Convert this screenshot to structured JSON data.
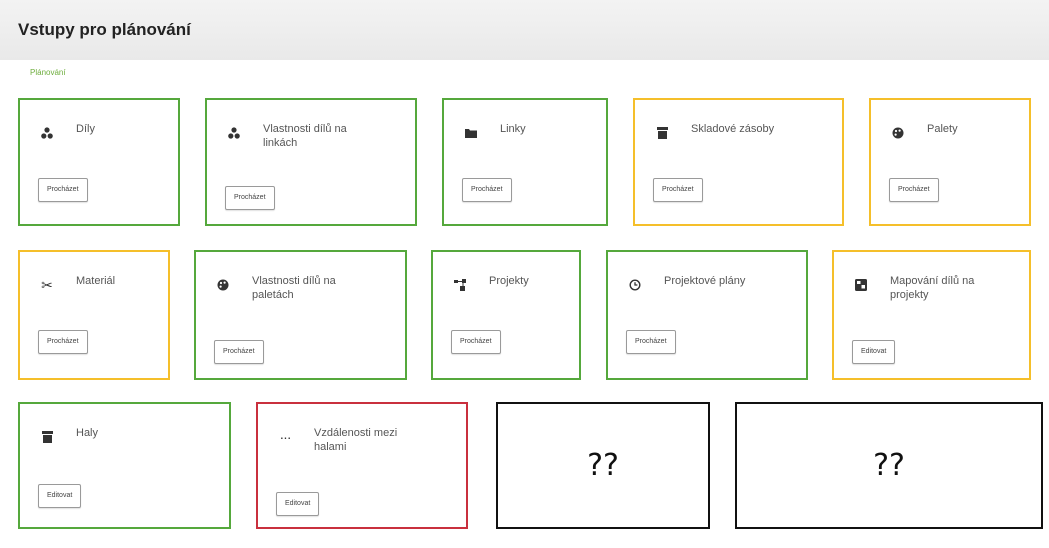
{
  "header": {
    "title": "Vstupy pro plánování"
  },
  "breadcrumb": "Plánování",
  "cards": [
    {
      "label": "Díly",
      "button": "Procházet",
      "status_color": "green",
      "icon": "parts-icon"
    },
    {
      "label": "Vlastnosti dílů na linkách",
      "button": "Procházet",
      "status_color": "green",
      "icon": "parts-icon"
    },
    {
      "label": "Linky",
      "button": "Procházet",
      "status_color": "green",
      "icon": "folder-icon"
    },
    {
      "label": "Skladové zásoby",
      "button": "Procházet",
      "status_color": "yellow",
      "icon": "archive-icon"
    },
    {
      "label": "Palety",
      "button": "Procházet",
      "status_color": "yellow",
      "icon": "palette-icon"
    },
    {
      "label": "Materiál",
      "button": "Procházet",
      "status_color": "yellow",
      "icon": "scissors-icon"
    },
    {
      "label": "Vlastnosti dílů na paletách",
      "button": "Procházet",
      "status_color": "green",
      "icon": "palette-icon"
    },
    {
      "label": "Projekty",
      "button": "Procházet",
      "status_color": "green",
      "icon": "project-icon"
    },
    {
      "label": "Projektové plány",
      "button": "Procházet",
      "status_color": "green",
      "icon": "clock-icon"
    },
    {
      "label": "Mapování dílů na projekty",
      "button": "Editovat",
      "status_color": "yellow",
      "icon": "map-icon"
    },
    {
      "label": "Haly",
      "button": "Editovat",
      "status_color": "green",
      "icon": "archive-icon"
    },
    {
      "label": "Vzdálenosti mezi halami",
      "button": "Editovat",
      "status_color": "red",
      "icon": "dots-icon"
    }
  ],
  "placeholders": [
    "??",
    "??"
  ],
  "colors": {
    "green": "#55a83c",
    "yellow": "#f5bf2a",
    "red": "#c9303e"
  }
}
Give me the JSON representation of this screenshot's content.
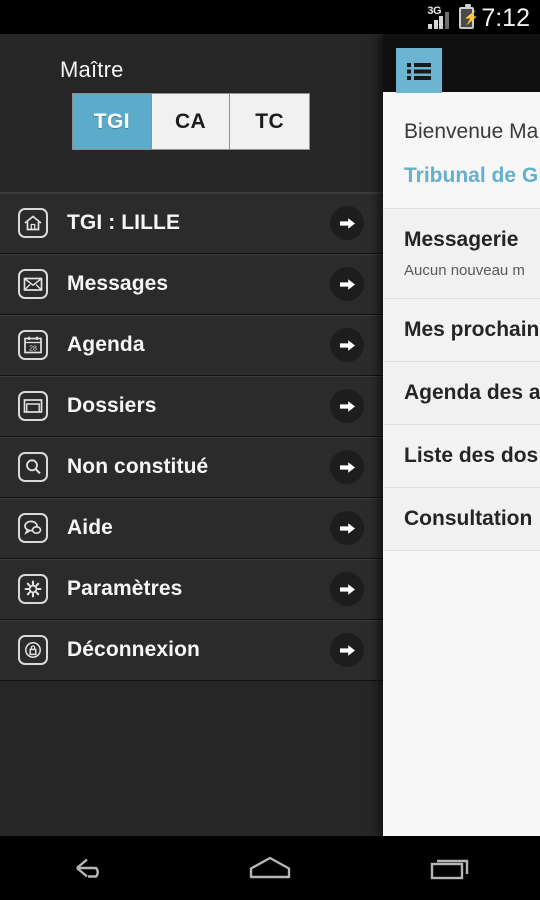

Problem details:
The records above need to be restated word for word, with the pictures left out.

Solution for this task:
Convert this screenshot to structured JSON data.
{
  "header": {
    "title": "Vstupy pro plánování"
  },
  "breadcrumb": "Plánování",
  "cards": [
    {
      "label": "Díly",
      "button": "Procházet",
      "status_color": "green",
      "icon": "parts-icon"
    },
    {
      "label": "Vlastnosti dílů na linkách",
      "button": "Procházet",
      "status_color": "green",
      "icon": "parts-icon"
    },
    {
      "label": "Linky",
      "button": "Procházet",
      "status_color": "green",
      "icon": "folder-icon"
    },
    {
      "label": "Skladové zásoby",
      "button": "Procházet",
      "status_color": "yellow",
      "icon": "archive-icon"
    },
    {
      "label": "Palety",
      "button": "Procházet",
      "status_color": "yellow",
      "icon": "palette-icon"
    },
    {
      "label": "Materiál",
      "button": "Procházet",
      "status_color": "yellow",
      "icon": "scissors-icon"
    },
    {
      "label": "Vlastnosti dílů na paletách",
      "button": "Procházet",
      "status_color": "green",
      "icon": "palette-icon"
    },
    {
      "label": "Projekty",
      "button": "Procházet",
      "status_color": "green",
      "icon": "project-icon"
    },
    {
      "label": "Projektové plány",
      "button": "Procházet",
      "status_color": "green",
      "icon": "clock-icon"
    },
    {
      "label": "Mapování dílů na projekty",
      "button": "Editovat",
      "status_color": "yellow",
      "icon": "map-icon"
    },
    {
      "label": "Haly",
      "button": "Editovat",
      "status_color": "green",
      "icon": "archive-icon"
    },
    {
      "label": "Vzdálenosti mezi halami",
      "button": "Editovat",
      "status_color": "red",
      "icon": "dots-icon"
    }
  ],
  "placeholders": [
    "??",
    "??"
  ],
  "colors": {
    "green": "#55a83c",
    "yellow": "#f5bf2a",
    "red": "#c9303e"
  }
}
Give me the JSON representation of this screenshot's content.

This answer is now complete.